= Your task =
Return every record exactly as written.

= Supplied data =
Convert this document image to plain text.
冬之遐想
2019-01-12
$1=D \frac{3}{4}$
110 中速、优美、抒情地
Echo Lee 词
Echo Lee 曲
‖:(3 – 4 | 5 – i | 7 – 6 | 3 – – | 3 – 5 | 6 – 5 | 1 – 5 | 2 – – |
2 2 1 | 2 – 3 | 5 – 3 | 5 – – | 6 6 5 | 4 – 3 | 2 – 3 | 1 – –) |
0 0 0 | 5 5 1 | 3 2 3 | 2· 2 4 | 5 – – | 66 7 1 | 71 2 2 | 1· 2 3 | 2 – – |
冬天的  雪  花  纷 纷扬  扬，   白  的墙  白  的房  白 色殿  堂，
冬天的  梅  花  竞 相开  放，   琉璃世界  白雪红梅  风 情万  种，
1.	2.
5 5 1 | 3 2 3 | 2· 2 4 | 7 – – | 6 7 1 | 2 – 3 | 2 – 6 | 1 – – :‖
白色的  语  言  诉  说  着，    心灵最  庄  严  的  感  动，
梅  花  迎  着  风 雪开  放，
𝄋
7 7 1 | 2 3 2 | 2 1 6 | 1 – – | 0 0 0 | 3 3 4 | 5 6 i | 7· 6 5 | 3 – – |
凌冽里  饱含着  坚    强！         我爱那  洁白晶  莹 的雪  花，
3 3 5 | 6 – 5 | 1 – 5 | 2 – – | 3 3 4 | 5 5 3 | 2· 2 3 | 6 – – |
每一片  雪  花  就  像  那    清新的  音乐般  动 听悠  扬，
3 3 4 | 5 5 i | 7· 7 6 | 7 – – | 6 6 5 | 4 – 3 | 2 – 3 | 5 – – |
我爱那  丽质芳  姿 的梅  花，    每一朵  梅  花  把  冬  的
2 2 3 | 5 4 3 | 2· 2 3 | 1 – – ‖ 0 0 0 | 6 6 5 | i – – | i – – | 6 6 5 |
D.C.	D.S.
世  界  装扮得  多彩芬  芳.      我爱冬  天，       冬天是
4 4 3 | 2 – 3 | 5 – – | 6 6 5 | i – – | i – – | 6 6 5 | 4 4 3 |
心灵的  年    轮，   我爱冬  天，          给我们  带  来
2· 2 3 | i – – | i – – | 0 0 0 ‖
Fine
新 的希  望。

= Result for this task =
Convert this document image to plain text.
冬之遐想
2019-01-12
$1=D \frac{3}{4}$
110 中速、优美、抒情地
Echo Lee 词
Echo Lee 曲
‖:(3 – 4 | 5 – i | 7 – 6 | 3 – – | 3 – 5 | 6 – 5 | 1 – 5 | 2 – – |
2 2 1 | 2 – 3 | 5 – 3 | 5 – – | 6 6 5 | 4 – 3 | 2 – 3 | 1 – –) |
0 0 0 | 5 5 1 | 3 2 3 | 2· 2 4 | 5 – – | 66 7 1 | 71 2 2 | 1· 2 3 | 2 – – |
冬天的  雪  花  纷 纷扬  扬，   白  的墙  白  的房  白 色殿  堂，
冬天的  梅  花  竞 相开  放，   琉璃世界  白雪红梅  风 情万  种，
1.	2.
5 5 1 | 3 2 3 | 2· 2 4 | 7 – – | 6 7 1 | 2 – 3 | 2 – 6 | 1 – – :‖
白色的  语  言  诉  说  着，    心灵最  庄  严  的  感  动，
梅  花  迎  着  风 雪开  放，
𝄋
7 7 1 | 2 3 2 | 2 1 6 | 1 – – | 0 0 0 | 3 3 4 | 5 6 i | 7· 6 5 | 3 – – |
凌冽里  饱含着  坚    强！         我爱那  洁白晶  莹 的雪  花，
3 3 5 | 6 – 5 | 1 – 5 | 2 – – | 3 3 4 | 5 5 3 | 2· 2 3 | 6 – – |
每一片  雪  花  就  像  那    清新的  音乐般  动 听悠  扬，
3 3 4 | 5 5 i | 7· 7 6 | 7 – – | 6 6 5 | 4 – 3 | 2 – 3 | 5 – – |
我爱那  丽质芳  姿 的梅  花，    每一朵  梅  花  把  冬  的
2 2 3 | 5 4 3 | 2· 2 3 | 1 – – ‖ 0 0 0 | 6 6 5 | i – – | i – – | 6 6 5 |
D.C.	D.S.
世  界  装扮得  多彩芬  芳.      我爱冬  天，       冬天是
4 4 3 | 2 – 3 | 5 – – | 6 6 5 | i – – | i – – | 6 6 5 | 4 4 3 |
心灵的  年    轮，   我爱冬  天，          给我们  带  来
2· 2 3 | i – – | i – – | 0 0 0 ‖
Fine
新 的希  望。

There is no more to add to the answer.